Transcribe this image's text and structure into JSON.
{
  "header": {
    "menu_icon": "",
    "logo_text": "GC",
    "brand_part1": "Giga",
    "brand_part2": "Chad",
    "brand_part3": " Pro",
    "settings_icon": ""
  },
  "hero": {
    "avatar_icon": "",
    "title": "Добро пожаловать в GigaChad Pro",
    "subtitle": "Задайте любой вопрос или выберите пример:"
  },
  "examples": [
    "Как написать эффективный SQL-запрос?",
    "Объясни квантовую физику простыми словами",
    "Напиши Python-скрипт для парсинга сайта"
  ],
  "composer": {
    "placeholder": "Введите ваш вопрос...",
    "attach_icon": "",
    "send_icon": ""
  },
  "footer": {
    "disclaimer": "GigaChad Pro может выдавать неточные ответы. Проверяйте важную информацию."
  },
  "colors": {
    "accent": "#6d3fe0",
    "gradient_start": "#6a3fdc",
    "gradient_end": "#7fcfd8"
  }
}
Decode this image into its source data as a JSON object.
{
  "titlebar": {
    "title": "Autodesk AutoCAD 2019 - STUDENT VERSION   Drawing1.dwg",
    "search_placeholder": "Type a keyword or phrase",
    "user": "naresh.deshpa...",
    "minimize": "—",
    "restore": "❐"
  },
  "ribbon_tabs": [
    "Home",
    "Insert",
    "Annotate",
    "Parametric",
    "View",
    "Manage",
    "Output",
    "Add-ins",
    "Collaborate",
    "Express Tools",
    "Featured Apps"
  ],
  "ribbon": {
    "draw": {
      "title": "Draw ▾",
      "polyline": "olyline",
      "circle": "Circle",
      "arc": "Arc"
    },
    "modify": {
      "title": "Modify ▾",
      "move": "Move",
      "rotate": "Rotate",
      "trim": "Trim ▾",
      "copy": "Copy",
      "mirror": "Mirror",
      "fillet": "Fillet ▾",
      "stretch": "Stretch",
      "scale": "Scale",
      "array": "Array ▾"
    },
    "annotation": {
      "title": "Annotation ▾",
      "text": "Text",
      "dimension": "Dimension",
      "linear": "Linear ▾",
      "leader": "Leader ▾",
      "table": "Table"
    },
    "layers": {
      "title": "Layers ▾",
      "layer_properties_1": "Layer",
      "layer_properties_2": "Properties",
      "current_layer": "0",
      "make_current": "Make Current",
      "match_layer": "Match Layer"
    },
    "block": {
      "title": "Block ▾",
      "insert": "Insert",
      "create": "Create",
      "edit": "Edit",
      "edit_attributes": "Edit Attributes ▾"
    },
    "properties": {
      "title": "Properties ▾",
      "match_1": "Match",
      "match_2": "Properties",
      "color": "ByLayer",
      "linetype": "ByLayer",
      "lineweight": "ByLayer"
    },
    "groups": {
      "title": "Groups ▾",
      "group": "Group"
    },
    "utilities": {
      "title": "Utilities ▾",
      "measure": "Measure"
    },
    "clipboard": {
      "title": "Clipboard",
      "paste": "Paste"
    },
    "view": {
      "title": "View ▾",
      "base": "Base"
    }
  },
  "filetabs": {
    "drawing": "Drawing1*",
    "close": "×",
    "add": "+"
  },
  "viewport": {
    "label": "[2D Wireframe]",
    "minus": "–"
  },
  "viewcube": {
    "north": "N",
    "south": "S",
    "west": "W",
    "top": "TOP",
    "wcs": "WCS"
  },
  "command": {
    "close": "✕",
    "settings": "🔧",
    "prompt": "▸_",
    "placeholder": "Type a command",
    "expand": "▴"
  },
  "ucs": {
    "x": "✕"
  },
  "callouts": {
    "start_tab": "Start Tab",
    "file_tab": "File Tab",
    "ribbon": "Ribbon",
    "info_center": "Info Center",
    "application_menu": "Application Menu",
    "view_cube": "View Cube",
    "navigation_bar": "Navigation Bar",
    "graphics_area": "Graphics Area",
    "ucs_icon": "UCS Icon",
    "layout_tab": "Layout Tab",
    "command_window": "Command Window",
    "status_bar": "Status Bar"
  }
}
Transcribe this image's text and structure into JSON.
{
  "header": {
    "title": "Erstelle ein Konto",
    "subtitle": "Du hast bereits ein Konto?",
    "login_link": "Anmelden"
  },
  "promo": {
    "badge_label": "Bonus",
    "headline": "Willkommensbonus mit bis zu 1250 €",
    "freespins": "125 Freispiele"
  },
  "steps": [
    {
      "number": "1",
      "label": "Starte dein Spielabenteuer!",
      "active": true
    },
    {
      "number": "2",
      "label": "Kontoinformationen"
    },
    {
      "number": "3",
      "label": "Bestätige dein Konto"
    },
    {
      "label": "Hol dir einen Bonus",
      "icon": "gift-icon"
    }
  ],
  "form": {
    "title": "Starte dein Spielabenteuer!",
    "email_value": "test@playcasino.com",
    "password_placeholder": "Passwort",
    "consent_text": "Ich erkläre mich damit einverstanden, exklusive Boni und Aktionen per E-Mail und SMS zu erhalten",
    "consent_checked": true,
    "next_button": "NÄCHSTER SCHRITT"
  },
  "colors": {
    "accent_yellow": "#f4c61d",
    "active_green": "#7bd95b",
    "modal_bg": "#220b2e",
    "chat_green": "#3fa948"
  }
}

------------

Go back to the listing above and please repeat it exactly.

Transcribe this image's text and structure into JSON.
{
  "header": {
    "menu_icon": "",
    "logo_text": "GC",
    "brand_part1": "Giga",
    "brand_part2": "Chad",
    "brand_part3": " Pro",
    "settings_icon": ""
  },
  "hero": {
    "avatar_icon": "",
    "title": "Добро пожаловать в GigaChad Pro",
    "subtitle": "Задайте любой вопрос или выберите пример:"
  },
  "examples": [
    "Как написать эффективный SQL-запрос?",
    "Объясни квантовую физику простыми словами",
    "Напиши Python-скрипт для парсинга сайта"
  ],
  "composer": {
    "placeholder": "Введите ваш вопрос...",
    "attach_icon": "",
    "send_icon": ""
  },
  "footer": {
    "disclaimer": "GigaChad Pro может выдавать неточные ответы. Проверяйте важную информацию."
  },
  "colors": {
    "accent": "#6d3fe0",
    "gradient_start": "#6a3fdc",
    "gradient_end": "#7fcfd8"
  }
}
Decode this image into its source data as a JSON object.
{
  "titlebar": {
    "title": "Autodesk AutoCAD 2019 - STUDENT VERSION   Drawing1.dwg",
    "search_placeholder": "Type a keyword or phrase",
    "user": "naresh.deshpa...",
    "minimize": "—",
    "restore": "❐"
  },
  "ribbon_tabs": [
    "Home",
    "Insert",
    "Annotate",
    "Parametric",
    "View",
    "Manage",
    "Output",
    "Add-ins",
    "Collaborate",
    "Express Tools",
    "Featured Apps"
  ],
  "ribbon": {
    "draw": {
      "title": "Draw ▾",
      "polyline": "olyline",
      "circle": "Circle",
      "arc": "Arc"
    },
    "modify": {
      "title": "Modify ▾",
      "move": "Move",
      "rotate": "Rotate",
      "trim": "Trim ▾",
      "copy": "Copy",
      "mirror": "Mirror",
      "fillet": "Fillet ▾",
      "stretch": "Stretch",
      "scale": "Scale",
      "array": "Array ▾"
    },
    "annotation": {
      "title": "Annotation ▾",
      "text": "Text",
      "dimension": "Dimension",
      "linear": "Linear ▾",
      "leader": "Leader ▾",
      "table": "Table"
    },
    "layers": {
      "title": "Layers ▾",
      "layer_properties_1": "Layer",
      "layer_properties_2": "Properties",
      "current_layer": "0",
      "make_current": "Make Current",
      "match_layer": "Match Layer"
    },
    "block": {
      "title": "Block ▾",
      "insert": "Insert",
      "create": "Create",
      "edit": "Edit",
      "edit_attributes": "Edit Attributes ▾"
    },
    "properties": {
      "title": "Properties ▾",
      "match_1": "Match",
      "match_2": "Properties",
      "color": "ByLayer",
      "linetype": "ByLayer",
      "lineweight": "ByLayer"
    },
    "groups": {
      "title": "Groups ▾",
      "group": "Group"
    },
    "utilities": {
      "title": "Utilities ▾",
      "measure": "Measure"
    },
    "clipboard": {
      "title": "Clipboard",
      "paste": "Paste"
    },
    "view": {
      "title": "View ▾",
      "base": "Base"
    }
  },
  "filetabs": {
    "drawing": "Drawing1*",
    "close": "×",
    "add": "+"
  },
  "viewport": {
    "label": "[2D Wireframe]",
    "minus": "–"
  },
  "viewcube": {
    "north": "N",
    "south": "S",
    "west": "W",
    "top": "TOP",
    "wcs": "WCS"
  },
  "command": {
    "close": "✕",
    "settings": "🔧",
    "prompt": "▸_",
    "placeholder": "Type a command",
    "expand": "▴"
  },
  "ucs": {
    "x": "✕"
  },
  "callouts": {
    "start_tab": "Start Tab",
    "file_tab": "File Tab",
    "ribbon": "Ribbon",
    "info_center": "Info Center",
    "application_menu": "Application Menu",
    "view_cube": "View Cube",
    "navigation_bar": "Navigation Bar",
    "graphics_area": "Graphics Area",
    "ucs_icon": "UCS Icon",
    "layout_tab": "Layout Tab",
    "command_window": "Command Window",
    "status_bar": "Status Bar"
  }
}
Transcribe this image's text and structure into JSON.
{
  "header": {
    "title": "Erstelle ein Konto",
    "subtitle": "Du hast bereits ein Konto?",
    "login_link": "Anmelden"
  },
  "promo": {
    "badge_label": "Bonus",
    "headline": "Willkommensbonus mit bis zu 1250 €",
    "freespins": "125 Freispiele"
  },
  "steps": [
    {
      "number": "1",
      "label": "Starte dein Spielabenteuer!",
      "active": true
    },
    {
      "number": "2",
      "label": "Kontoinformationen"
    },
    {
      "number": "3",
      "label": "Bestätige dein Konto"
    },
    {
      "label": "Hol dir einen Bonus",
      "icon": "gift-icon"
    }
  ],
  "form": {
    "title": "Starte dein Spielabenteuer!",
    "email_value": "test@playcasino.com",
    "password_placeholder": "Passwort",
    "consent_text": "Ich erkläre mich damit einverstanden, exklusive Boni und Aktionen per E-Mail und SMS zu erhalten",
    "consent_checked": true,
    "next_button": "NÄCHSTER SCHRITT"
  },
  "colors": {
    "accent_yellow": "#f4c61d",
    "active_green": "#7bd95b",
    "modal_bg": "#220b2e",
    "chat_green": "#3fa948"
  }
}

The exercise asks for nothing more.